Reproduce all of the data exactly.

Data items

##########

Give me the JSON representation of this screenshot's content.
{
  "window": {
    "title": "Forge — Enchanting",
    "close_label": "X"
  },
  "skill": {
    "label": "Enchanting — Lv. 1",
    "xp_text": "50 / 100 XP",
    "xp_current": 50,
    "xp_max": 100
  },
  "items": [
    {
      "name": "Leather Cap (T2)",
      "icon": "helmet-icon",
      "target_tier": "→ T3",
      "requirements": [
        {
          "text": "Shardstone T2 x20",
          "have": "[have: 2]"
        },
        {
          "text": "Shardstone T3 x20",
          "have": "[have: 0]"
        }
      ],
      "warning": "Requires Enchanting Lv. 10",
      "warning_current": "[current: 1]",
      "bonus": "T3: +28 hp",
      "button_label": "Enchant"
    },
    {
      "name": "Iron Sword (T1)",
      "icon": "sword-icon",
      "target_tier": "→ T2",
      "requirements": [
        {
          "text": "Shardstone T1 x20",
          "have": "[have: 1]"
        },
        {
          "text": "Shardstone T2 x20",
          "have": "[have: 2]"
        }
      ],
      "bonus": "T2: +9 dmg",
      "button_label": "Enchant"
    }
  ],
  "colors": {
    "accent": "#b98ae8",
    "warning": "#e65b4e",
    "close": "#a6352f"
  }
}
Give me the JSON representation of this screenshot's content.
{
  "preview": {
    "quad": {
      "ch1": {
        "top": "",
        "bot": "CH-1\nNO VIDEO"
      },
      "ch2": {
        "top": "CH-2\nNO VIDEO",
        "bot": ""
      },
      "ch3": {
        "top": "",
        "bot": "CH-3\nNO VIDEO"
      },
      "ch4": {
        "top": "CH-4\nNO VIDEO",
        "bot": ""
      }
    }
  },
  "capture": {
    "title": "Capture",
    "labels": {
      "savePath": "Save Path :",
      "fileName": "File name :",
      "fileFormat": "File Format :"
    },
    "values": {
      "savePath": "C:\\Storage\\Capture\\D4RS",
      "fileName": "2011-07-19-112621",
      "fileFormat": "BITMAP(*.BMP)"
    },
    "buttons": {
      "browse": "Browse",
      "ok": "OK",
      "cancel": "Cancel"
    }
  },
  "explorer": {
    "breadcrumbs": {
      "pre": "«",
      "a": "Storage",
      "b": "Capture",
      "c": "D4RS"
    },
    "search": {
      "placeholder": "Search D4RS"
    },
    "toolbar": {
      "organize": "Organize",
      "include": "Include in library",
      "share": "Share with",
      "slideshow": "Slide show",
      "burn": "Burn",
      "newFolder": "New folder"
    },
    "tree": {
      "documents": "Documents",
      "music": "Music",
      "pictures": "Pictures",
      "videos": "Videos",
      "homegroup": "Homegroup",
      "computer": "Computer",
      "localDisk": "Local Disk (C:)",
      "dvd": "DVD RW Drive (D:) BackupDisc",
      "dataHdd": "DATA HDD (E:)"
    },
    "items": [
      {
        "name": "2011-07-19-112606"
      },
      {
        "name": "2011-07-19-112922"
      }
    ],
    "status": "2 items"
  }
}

##########

SOLVED PROBLEM.
Give me the JSON representation of this screenshot's content.
{
  "window": {
    "title": "Forge — Enchanting",
    "close_label": "X"
  },
  "skill": {
    "label": "Enchanting — Lv. 1",
    "xp_text": "50 / 100 XP",
    "xp_current": 50,
    "xp_max": 100
  },
  "items": [
    {
      "name": "Leather Cap (T2)",
      "icon": "helmet-icon",
      "target_tier": "→ T3",
      "requirements": [
        {
          "text": "Shardstone T2 x20",
          "have": "[have: 2]"
        },
        {
          "text": "Shardstone T3 x20",
          "have": "[have: 0]"
        }
      ],
      "warning": "Requires Enchanting Lv. 10",
      "warning_current": "[current: 1]",
      "bonus": "T3: +28 hp",
      "button_label": "Enchant"
    },
    {
      "name": "Iron Sword (T1)",
      "icon": "sword-icon",
      "target_tier": "→ T2",
      "requirements": [
        {
          "text": "Shardstone T1 x20",
          "have": "[have: 1]"
        },
        {
          "text": "Shardstone T2 x20",
          "have": "[have: 2]"
        }
      ],
      "bonus": "T2: +9 dmg",
      "button_label": "Enchant"
    }
  ],
  "colors": {
    "accent": "#b98ae8",
    "warning": "#e65b4e",
    "close": "#a6352f"
  }
}
Give me the JSON representation of this screenshot's content.
{
  "preview": {
    "quad": {
      "ch1": {
        "top": "",
        "bot": "CH-1\nNO VIDEO"
      },
      "ch2": {
        "top": "CH-2\nNO VIDEO",
        "bot": ""
      },
      "ch3": {
        "top": "",
        "bot": "CH-3\nNO VIDEO"
      },
      "ch4": {
        "top": "CH-4\nNO VIDEO",
        "bot": ""
      }
    }
  },
  "capture": {
    "title": "Capture",
    "labels": {
      "savePath": "Save Path :",
      "fileName": "File name :",
      "fileFormat": "File Format :"
    },
    "values": {
      "savePath": "C:\\Storage\\Capture\\D4RS",
      "fileName": "2011-07-19-112621",
      "fileFormat": "BITMAP(*.BMP)"
    },
    "buttons": {
      "browse": "Browse",
      "ok": "OK",
      "cancel": "Cancel"
    }
  },
  "explorer": {
    "breadcrumbs": {
      "pre": "«",
      "a": "Storage",
      "b": "Capture",
      "c": "D4RS"
    },
    "search": {
      "placeholder": "Search D4RS"
    },
    "toolbar": {
      "organize": "Organize",
      "include": "Include in library",
      "share": "Share with",
      "slideshow": "Slide show",
      "burn": "Burn",
      "newFolder": "New folder"
    },
    "tree": {
      "documents": "Documents",
      "music": "Music",
      "pictures": "Pictures",
      "videos": "Videos",
      "homegroup": "Homegroup",
      "computer": "Computer",
      "localDisk": "Local Disk (C:)",
      "dvd": "DVD RW Drive (D:) BackupDisc",
      "dataHdd": "DATA HDD (E:)"
    },
    "items": [
      {
        "name": "2011-07-19-112606"
      },
      {
        "name": "2011-07-19-112922"
      }
    ],
    "status": "2 items"
  }
}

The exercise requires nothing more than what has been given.